**Data for this exercise**.
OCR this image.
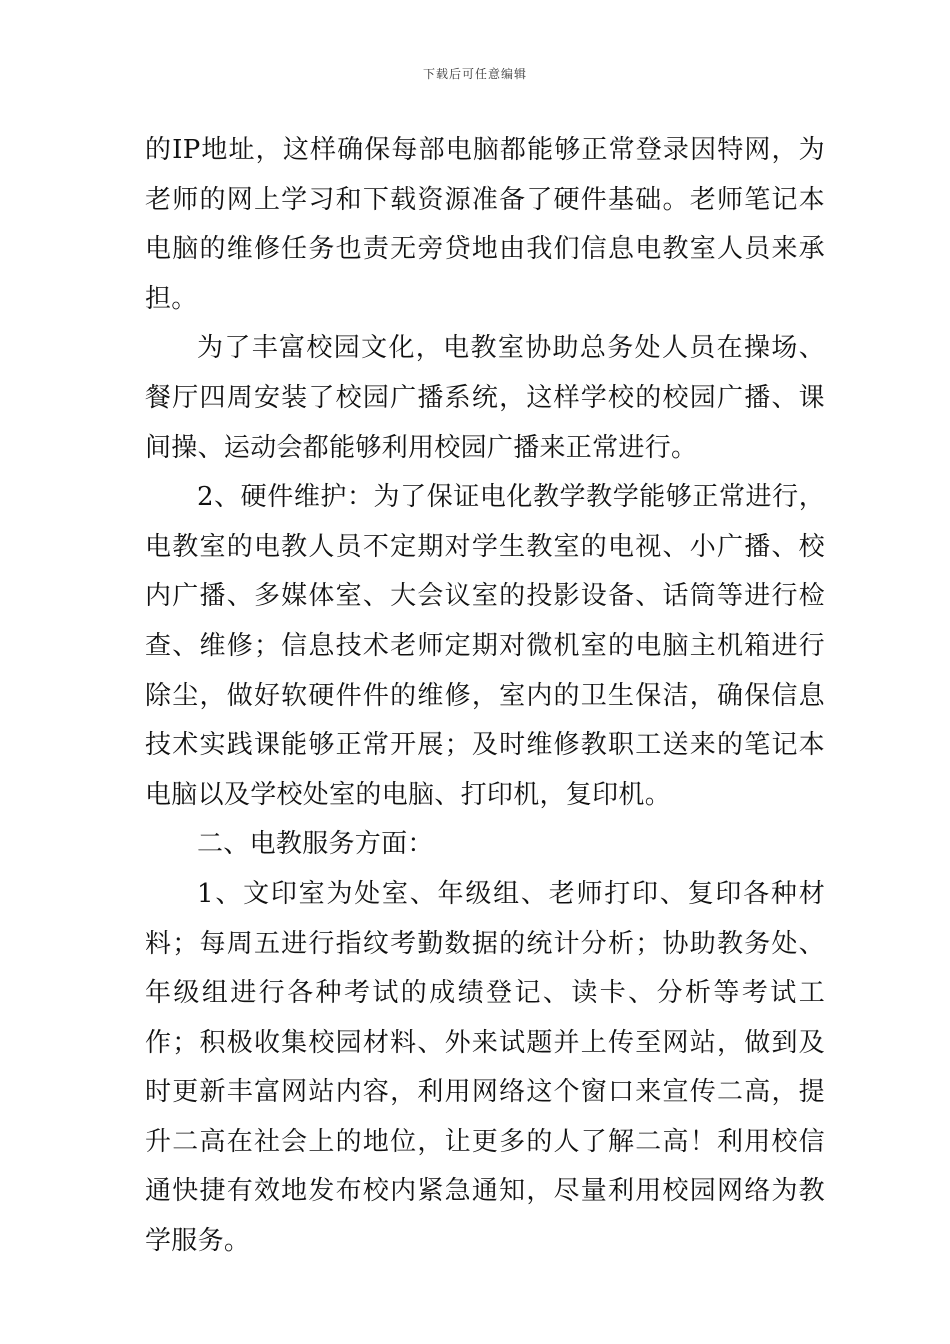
下载后可任意编辑

的IP地址，这样确保每部电脑都能够正常登录因特网，为老师的网上学习和下载资源准备了硬件基础。老师笔记本电脑的维修任务也责无旁贷地由我们信息电教室人员来承担。

为了丰富校园文化，电教室协助总务处人员在操场、餐厅四周安装了校园广播系统，这样学校的校园广播、课间操、运动会都能够利用校园广播来正常进行。

2、硬件维护：为了保证电化教学教学能够正常进行，电教室的电教人员不定期对学生教室的电视、小广播、校内广播、多媒体室、大会议室的投影设备、话筒等进行检查、维修；信息技术老师定期对微机室的电脑主机箱进行除尘，做好软硬件件的维修，室内的卫生保洁，确保信息技术实践课能够正常开展；及时维修教职工送来的笔记本电脑以及学校处室的电脑、打印机，复印机。

二、电教服务方面：

1、文印室为处室、年级组、老师打印、复印各种材料；每周五进行指纹考勤数据的统计分析；协助教务处、年级组进行各种考试的成绩登记、读卡、分析等考试工作；积极收集校园材料、外来试题并上传至网站，做到及时更新丰富网站内容，利用网络这个窗口来宣传二高，提升二高在社会上的地位，让更多的人了解二高！利用校信通快捷有效地发布校内紧急通知，尽量利用校园网络为教学服务。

**To be done**. Above are the records; reproduce them exactly and leave out the pictures.

**Finished answer**.
OCR this image.
下载后可任意编辑

的IP地址，这样确保每部电脑都能够正常登录因特网，为老师的网上学习和下载资源准备了硬件基础。老师笔记本电脑的维修任务也责无旁贷地由我们信息电教室人员来承担。

为了丰富校园文化，电教室协助总务处人员在操场、餐厅四周安装了校园广播系统，这样学校的校园广播、课间操、运动会都能够利用校园广播来正常进行。

2、硬件维护：为了保证电化教学教学能够正常进行，电教室的电教人员不定期对学生教室的电视、小广播、校内广播、多媒体室、大会议室的投影设备、话筒等进行检查、维修；信息技术老师定期对微机室的电脑主机箱进行除尘，做好软硬件件的维修，室内的卫生保洁，确保信息技术实践课能够正常开展；及时维修教职工送来的笔记本电脑以及学校处室的电脑、打印机，复印机。

二、电教服务方面：

1、文印室为处室、年级组、老师打印、复印各种材料；每周五进行指纹考勤数据的统计分析；协助教务处、年级组进行各种考试的成绩登记、读卡、分析等考试工作；积极收集校园材料、外来试题并上传至网站，做到及时更新丰富网站内容，利用网络这个窗口来宣传二高，提升二高在社会上的地位，让更多的人了解二高！利用校信通快捷有效地发布校内紧急通知，尽量利用校园网络为教学服务。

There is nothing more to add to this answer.